- _Objective_: Exactly as written, retype the listing below, omitting the pictures.

- _Stored items_:
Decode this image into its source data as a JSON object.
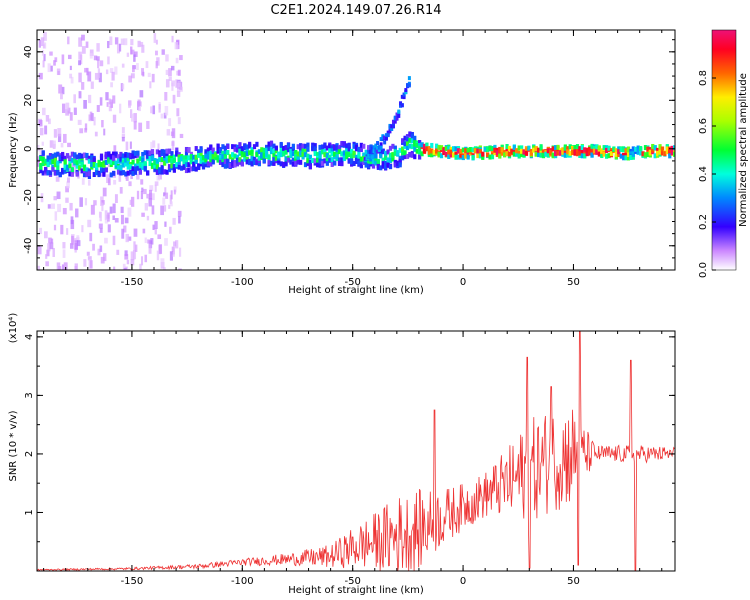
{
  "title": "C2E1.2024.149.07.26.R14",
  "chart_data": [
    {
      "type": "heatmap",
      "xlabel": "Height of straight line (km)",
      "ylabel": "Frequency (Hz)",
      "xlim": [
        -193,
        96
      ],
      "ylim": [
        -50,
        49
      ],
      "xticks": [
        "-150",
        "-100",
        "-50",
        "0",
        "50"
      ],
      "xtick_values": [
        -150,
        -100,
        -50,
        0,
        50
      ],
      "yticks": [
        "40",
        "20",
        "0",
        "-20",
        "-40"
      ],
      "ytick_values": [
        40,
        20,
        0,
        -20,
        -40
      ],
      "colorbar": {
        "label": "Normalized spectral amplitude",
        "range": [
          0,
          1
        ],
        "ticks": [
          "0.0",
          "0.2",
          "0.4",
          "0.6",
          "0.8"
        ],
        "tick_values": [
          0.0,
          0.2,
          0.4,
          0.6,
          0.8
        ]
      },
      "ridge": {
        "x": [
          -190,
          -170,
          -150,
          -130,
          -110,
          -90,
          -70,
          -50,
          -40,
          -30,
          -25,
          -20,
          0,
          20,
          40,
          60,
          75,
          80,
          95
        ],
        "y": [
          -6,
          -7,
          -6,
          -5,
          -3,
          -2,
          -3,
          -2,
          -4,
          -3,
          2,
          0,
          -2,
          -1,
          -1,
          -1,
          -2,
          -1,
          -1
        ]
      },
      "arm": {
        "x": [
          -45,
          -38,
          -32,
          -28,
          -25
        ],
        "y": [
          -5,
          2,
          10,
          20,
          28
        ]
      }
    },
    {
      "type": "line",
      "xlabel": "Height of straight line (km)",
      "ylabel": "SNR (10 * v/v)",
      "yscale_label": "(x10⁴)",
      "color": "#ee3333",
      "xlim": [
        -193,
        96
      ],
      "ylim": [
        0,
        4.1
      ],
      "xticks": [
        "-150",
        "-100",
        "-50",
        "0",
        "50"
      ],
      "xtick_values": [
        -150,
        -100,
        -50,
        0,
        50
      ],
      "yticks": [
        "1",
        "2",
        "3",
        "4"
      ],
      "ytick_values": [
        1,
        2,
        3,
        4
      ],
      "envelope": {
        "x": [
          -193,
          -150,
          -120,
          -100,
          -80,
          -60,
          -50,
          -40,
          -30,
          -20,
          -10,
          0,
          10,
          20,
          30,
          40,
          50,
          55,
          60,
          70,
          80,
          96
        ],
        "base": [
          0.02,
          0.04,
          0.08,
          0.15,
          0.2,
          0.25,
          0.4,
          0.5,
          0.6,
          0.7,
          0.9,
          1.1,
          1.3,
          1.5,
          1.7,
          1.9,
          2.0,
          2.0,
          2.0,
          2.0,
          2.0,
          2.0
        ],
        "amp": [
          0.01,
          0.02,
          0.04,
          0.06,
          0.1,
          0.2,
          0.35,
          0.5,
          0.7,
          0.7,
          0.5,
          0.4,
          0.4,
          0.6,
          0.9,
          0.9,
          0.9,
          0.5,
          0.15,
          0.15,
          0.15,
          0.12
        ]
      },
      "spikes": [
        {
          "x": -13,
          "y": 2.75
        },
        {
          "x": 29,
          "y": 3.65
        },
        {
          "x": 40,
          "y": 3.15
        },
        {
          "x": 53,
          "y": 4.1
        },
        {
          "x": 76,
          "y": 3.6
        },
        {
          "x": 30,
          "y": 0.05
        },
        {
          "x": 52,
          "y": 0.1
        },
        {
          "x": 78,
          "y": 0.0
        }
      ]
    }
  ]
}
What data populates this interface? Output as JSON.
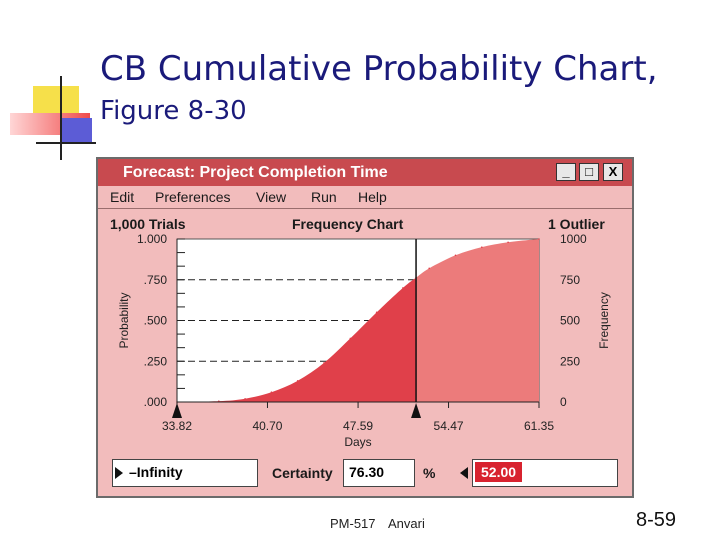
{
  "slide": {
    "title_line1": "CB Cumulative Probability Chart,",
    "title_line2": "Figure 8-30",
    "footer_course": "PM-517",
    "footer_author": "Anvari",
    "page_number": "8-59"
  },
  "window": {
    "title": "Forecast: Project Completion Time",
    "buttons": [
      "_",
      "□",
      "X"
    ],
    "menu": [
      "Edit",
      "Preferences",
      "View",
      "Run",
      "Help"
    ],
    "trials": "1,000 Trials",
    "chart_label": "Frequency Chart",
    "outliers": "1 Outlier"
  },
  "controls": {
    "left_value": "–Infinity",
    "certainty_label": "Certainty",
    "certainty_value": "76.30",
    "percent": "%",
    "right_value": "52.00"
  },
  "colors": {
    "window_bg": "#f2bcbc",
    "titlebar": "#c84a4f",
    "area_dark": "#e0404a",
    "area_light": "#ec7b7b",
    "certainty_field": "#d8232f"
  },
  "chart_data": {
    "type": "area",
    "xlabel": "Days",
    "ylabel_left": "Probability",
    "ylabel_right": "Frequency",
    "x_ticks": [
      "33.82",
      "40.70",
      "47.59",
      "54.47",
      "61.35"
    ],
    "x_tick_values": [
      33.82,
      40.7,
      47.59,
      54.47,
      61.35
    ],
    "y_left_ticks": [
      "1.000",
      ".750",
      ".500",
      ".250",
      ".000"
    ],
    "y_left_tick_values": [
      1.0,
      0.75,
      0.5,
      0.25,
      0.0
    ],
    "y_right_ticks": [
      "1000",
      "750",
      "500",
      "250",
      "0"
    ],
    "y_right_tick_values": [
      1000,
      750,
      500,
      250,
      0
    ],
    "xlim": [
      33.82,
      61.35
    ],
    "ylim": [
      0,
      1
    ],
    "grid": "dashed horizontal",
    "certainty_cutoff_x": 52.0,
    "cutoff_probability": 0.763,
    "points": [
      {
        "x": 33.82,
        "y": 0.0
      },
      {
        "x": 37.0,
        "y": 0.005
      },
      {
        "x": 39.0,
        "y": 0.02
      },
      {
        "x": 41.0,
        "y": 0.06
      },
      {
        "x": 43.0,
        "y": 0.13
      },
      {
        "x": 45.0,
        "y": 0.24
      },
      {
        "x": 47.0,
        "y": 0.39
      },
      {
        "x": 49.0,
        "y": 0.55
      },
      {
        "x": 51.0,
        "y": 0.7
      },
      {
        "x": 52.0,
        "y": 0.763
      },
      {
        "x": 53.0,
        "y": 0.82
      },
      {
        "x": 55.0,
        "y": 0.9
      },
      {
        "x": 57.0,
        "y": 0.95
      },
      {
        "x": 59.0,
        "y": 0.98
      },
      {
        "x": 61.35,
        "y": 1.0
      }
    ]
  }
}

- _Problem solution_:
Decode this image into its source data as a JSON object.
{
  "title": "C2E1.2024.149.07.26.R14",
  "chart_data": [
    {
      "type": "heatmap",
      "xlabel": "Height of straight line (km)",
      "ylabel": "Frequency (Hz)",
      "xlim": [
        -193,
        96
      ],
      "ylim": [
        -50,
        49
      ],
      "xticks": [
        "-150",
        "-100",
        "-50",
        "0",
        "50"
      ],
      "xtick_values": [
        -150,
        -100,
        -50,
        0,
        50
      ],
      "yticks": [
        "40",
        "20",
        "0",
        "-20",
        "-40"
      ],
      "ytick_values": [
        40,
        20,
        0,
        -20,
        -40
      ],
      "colorbar": {
        "label": "Normalized spectral amplitude",
        "range": [
          0,
          1
        ],
        "ticks": [
          "0.0",
          "0.2",
          "0.4",
          "0.6",
          "0.8"
        ],
        "tick_values": [
          0.0,
          0.2,
          0.4,
          0.6,
          0.8
        ]
      },
      "ridge": {
        "x": [
          -190,
          -170,
          -150,
          -130,
          -110,
          -90,
          -70,
          -50,
          -40,
          -30,
          -25,
          -20,
          0,
          20,
          40,
          60,
          75,
          80,
          95
        ],
        "y": [
          -6,
          -7,
          -6,
          -5,
          -3,
          -2,
          -3,
          -2,
          -4,
          -3,
          2,
          0,
          -2,
          -1,
          -1,
          -1,
          -2,
          -1,
          -1
        ]
      },
      "arm": {
        "x": [
          -45,
          -38,
          -32,
          -28,
          -25
        ],
        "y": [
          -5,
          2,
          10,
          20,
          28
        ]
      }
    },
    {
      "type": "line",
      "xlabel": "Height of straight line (km)",
      "ylabel": "SNR (10 * v/v)",
      "yscale_label": "(x10⁴)",
      "color": "#ee3333",
      "xlim": [
        -193,
        96
      ],
      "ylim": [
        0,
        4.1
      ],
      "xticks": [
        "-150",
        "-100",
        "-50",
        "0",
        "50"
      ],
      "xtick_values": [
        -150,
        -100,
        -50,
        0,
        50
      ],
      "yticks": [
        "1",
        "2",
        "3",
        "4"
      ],
      "ytick_values": [
        1,
        2,
        3,
        4
      ],
      "envelope": {
        "x": [
          -193,
          -150,
          -120,
          -100,
          -80,
          -60,
          -50,
          -40,
          -30,
          -20,
          -10,
          0,
          10,
          20,
          30,
          40,
          50,
          55,
          60,
          70,
          80,
          96
        ],
        "base": [
          0.02,
          0.04,
          0.08,
          0.15,
          0.2,
          0.25,
          0.4,
          0.5,
          0.6,
          0.7,
          0.9,
          1.1,
          1.3,
          1.5,
          1.7,
          1.9,
          2.0,
          2.0,
          2.0,
          2.0,
          2.0,
          2.0
        ],
        "amp": [
          0.01,
          0.02,
          0.04,
          0.06,
          0.1,
          0.2,
          0.35,
          0.5,
          0.7,
          0.7,
          0.5,
          0.4,
          0.4,
          0.6,
          0.9,
          0.9,
          0.9,
          0.5,
          0.15,
          0.15,
          0.15,
          0.12
        ]
      },
      "spikes": [
        {
          "x": -13,
          "y": 2.75
        },
        {
          "x": 29,
          "y": 3.65
        },
        {
          "x": 40,
          "y": 3.15
        },
        {
          "x": 53,
          "y": 4.1
        },
        {
          "x": 76,
          "y": 3.6
        },
        {
          "x": 30,
          "y": 0.05
        },
        {
          "x": 52,
          "y": 0.1
        },
        {
          "x": 78,
          "y": 0.0
        }
      ]
    }
  ]
}
What data populates this interface? Output as JSON.
{
  "slide": {
    "title_line1": "CB Cumulative Probability Chart,",
    "title_line2": "Figure 8-30",
    "footer_course": "PM-517",
    "footer_author": "Anvari",
    "page_number": "8-59"
  },
  "window": {
    "title": "Forecast: Project Completion Time",
    "buttons": [
      "_",
      "□",
      "X"
    ],
    "menu": [
      "Edit",
      "Preferences",
      "View",
      "Run",
      "Help"
    ],
    "trials": "1,000 Trials",
    "chart_label": "Frequency Chart",
    "outliers": "1 Outlier"
  },
  "controls": {
    "left_value": "–Infinity",
    "certainty_label": "Certainty",
    "certainty_value": "76.30",
    "percent": "%",
    "right_value": "52.00"
  },
  "colors": {
    "window_bg": "#f2bcbc",
    "titlebar": "#c84a4f",
    "area_dark": "#e0404a",
    "area_light": "#ec7b7b",
    "certainty_field": "#d8232f"
  },
  "chart_data": {
    "type": "area",
    "xlabel": "Days",
    "ylabel_left": "Probability",
    "ylabel_right": "Frequency",
    "x_ticks": [
      "33.82",
      "40.70",
      "47.59",
      "54.47",
      "61.35"
    ],
    "x_tick_values": [
      33.82,
      40.7,
      47.59,
      54.47,
      61.35
    ],
    "y_left_ticks": [
      "1.000",
      ".750",
      ".500",
      ".250",
      ".000"
    ],
    "y_left_tick_values": [
      1.0,
      0.75,
      0.5,
      0.25,
      0.0
    ],
    "y_right_ticks": [
      "1000",
      "750",
      "500",
      "250",
      "0"
    ],
    "y_right_tick_values": [
      1000,
      750,
      500,
      250,
      0
    ],
    "xlim": [
      33.82,
      61.35
    ],
    "ylim": [
      0,
      1
    ],
    "grid": "dashed horizontal",
    "certainty_cutoff_x": 52.0,
    "cutoff_probability": 0.763,
    "points": [
      {
        "x": 33.82,
        "y": 0.0
      },
      {
        "x": 37.0,
        "y": 0.005
      },
      {
        "x": 39.0,
        "y": 0.02
      },
      {
        "x": 41.0,
        "y": 0.06
      },
      {
        "x": 43.0,
        "y": 0.13
      },
      {
        "x": 45.0,
        "y": 0.24
      },
      {
        "x": 47.0,
        "y": 0.39
      },
      {
        "x": 49.0,
        "y": 0.55
      },
      {
        "x": 51.0,
        "y": 0.7
      },
      {
        "x": 52.0,
        "y": 0.763
      },
      {
        "x": 53.0,
        "y": 0.82
      },
      {
        "x": 55.0,
        "y": 0.9
      },
      {
        "x": 57.0,
        "y": 0.95
      },
      {
        "x": 59.0,
        "y": 0.98
      },
      {
        "x": 61.35,
        "y": 1.0
      }
    ]
  }
}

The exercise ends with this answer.